## Brief
Scan the material below for the string "There", and copy every line where it shows up.

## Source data
○ ○ ○ ○ ○ ○ ○
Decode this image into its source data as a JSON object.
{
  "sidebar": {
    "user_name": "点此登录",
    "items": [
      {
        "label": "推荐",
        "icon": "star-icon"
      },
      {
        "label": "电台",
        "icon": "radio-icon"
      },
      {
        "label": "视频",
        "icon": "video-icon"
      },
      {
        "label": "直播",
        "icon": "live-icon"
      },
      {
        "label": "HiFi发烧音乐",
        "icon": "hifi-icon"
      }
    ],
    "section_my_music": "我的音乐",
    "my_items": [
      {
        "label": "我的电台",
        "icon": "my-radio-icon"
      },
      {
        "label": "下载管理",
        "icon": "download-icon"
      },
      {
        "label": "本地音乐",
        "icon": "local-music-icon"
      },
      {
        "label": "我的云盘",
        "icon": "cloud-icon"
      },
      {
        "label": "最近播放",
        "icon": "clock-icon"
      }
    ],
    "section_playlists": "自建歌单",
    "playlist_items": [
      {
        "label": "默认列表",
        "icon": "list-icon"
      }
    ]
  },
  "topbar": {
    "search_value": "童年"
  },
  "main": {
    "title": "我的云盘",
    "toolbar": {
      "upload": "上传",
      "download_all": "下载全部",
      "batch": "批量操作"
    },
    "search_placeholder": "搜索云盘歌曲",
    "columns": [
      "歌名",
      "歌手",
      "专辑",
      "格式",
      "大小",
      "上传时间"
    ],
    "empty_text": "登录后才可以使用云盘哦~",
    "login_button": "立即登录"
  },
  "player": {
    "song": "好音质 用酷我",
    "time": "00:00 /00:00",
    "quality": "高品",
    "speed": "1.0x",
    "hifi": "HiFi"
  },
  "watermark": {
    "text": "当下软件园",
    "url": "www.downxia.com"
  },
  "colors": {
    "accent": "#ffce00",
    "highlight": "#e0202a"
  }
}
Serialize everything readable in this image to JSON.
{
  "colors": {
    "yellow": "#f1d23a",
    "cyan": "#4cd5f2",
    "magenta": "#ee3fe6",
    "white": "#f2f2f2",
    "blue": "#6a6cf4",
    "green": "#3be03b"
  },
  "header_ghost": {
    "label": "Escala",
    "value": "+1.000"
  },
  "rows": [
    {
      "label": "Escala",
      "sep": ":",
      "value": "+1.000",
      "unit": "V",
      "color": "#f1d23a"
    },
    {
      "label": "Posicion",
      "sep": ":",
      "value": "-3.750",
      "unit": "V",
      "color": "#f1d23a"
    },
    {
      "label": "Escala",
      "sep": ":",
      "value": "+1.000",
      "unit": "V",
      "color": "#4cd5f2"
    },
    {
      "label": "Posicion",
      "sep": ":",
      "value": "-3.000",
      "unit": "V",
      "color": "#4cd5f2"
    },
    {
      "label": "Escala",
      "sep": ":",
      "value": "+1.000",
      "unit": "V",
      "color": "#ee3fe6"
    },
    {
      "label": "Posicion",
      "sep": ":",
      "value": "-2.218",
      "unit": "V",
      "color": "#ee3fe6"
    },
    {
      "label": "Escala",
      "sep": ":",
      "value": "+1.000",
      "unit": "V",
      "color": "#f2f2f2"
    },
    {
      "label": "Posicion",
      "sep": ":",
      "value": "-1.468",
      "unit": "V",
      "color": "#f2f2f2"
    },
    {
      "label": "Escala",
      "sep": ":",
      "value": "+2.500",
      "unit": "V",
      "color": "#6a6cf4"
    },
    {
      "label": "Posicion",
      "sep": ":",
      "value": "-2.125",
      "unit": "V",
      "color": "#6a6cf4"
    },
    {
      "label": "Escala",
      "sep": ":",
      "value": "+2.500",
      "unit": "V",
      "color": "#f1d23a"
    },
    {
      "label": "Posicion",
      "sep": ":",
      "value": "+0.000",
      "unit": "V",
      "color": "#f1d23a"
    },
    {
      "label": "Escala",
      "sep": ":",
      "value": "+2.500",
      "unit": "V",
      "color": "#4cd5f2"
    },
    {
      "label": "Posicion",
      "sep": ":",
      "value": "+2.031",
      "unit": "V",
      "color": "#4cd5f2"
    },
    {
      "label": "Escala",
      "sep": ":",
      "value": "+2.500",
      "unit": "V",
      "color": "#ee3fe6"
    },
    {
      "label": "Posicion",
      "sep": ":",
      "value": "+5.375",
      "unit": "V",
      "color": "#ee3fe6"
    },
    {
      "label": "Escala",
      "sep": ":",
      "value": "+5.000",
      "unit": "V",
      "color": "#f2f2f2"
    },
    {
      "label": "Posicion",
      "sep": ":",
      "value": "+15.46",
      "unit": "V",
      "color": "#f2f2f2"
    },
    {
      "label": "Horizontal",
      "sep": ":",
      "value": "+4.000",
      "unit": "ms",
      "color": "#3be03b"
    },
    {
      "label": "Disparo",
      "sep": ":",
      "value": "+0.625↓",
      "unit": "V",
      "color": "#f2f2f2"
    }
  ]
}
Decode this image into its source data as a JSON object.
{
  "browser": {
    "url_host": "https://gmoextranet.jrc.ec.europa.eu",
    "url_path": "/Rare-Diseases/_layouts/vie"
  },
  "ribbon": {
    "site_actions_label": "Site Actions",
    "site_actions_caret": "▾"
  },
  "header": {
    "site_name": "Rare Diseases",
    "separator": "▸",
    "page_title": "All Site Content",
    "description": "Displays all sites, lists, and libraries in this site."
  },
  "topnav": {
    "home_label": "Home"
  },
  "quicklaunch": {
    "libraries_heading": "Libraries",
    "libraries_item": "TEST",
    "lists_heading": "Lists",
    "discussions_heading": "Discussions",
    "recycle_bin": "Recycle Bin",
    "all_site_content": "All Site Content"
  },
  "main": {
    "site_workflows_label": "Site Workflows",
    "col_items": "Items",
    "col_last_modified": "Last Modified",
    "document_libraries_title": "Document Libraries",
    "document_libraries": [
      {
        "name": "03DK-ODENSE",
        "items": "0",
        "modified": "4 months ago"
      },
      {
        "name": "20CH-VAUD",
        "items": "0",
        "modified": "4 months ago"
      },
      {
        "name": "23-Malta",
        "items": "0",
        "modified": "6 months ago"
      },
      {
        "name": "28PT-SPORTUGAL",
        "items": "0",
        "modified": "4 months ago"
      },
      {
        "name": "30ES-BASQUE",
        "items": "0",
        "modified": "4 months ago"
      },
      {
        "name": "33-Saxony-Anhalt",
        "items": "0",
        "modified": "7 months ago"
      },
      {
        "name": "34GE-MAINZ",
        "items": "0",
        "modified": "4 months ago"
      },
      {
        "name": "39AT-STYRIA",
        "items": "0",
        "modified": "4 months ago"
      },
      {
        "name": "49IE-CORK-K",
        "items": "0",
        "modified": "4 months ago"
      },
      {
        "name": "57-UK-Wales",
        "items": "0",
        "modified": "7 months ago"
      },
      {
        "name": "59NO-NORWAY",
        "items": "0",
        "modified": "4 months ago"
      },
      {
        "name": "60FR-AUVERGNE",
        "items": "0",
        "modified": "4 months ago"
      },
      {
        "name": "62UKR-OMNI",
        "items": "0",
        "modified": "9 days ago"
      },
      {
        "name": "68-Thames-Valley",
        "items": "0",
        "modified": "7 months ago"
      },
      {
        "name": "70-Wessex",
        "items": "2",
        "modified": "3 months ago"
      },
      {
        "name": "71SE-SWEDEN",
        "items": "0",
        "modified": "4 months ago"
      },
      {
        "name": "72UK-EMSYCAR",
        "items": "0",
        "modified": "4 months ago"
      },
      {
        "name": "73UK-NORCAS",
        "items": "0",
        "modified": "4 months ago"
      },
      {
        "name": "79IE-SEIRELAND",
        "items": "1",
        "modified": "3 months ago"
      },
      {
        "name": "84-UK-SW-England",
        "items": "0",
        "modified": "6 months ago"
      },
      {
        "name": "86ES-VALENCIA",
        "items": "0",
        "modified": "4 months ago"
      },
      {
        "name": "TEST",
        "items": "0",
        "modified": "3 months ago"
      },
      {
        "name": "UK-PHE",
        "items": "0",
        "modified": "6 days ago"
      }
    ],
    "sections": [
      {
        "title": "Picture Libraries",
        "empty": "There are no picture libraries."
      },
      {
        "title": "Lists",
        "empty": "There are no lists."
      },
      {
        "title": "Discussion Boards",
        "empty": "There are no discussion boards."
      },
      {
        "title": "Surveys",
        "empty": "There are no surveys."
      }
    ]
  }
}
○ ○ ○ ○ ○ ○ ○
## Answer in full
        "empty": "There are no picture libraries."
        "empty": "There are no lists."
        "empty": "There are no discussion boards."
        "empty": "There are no surveys."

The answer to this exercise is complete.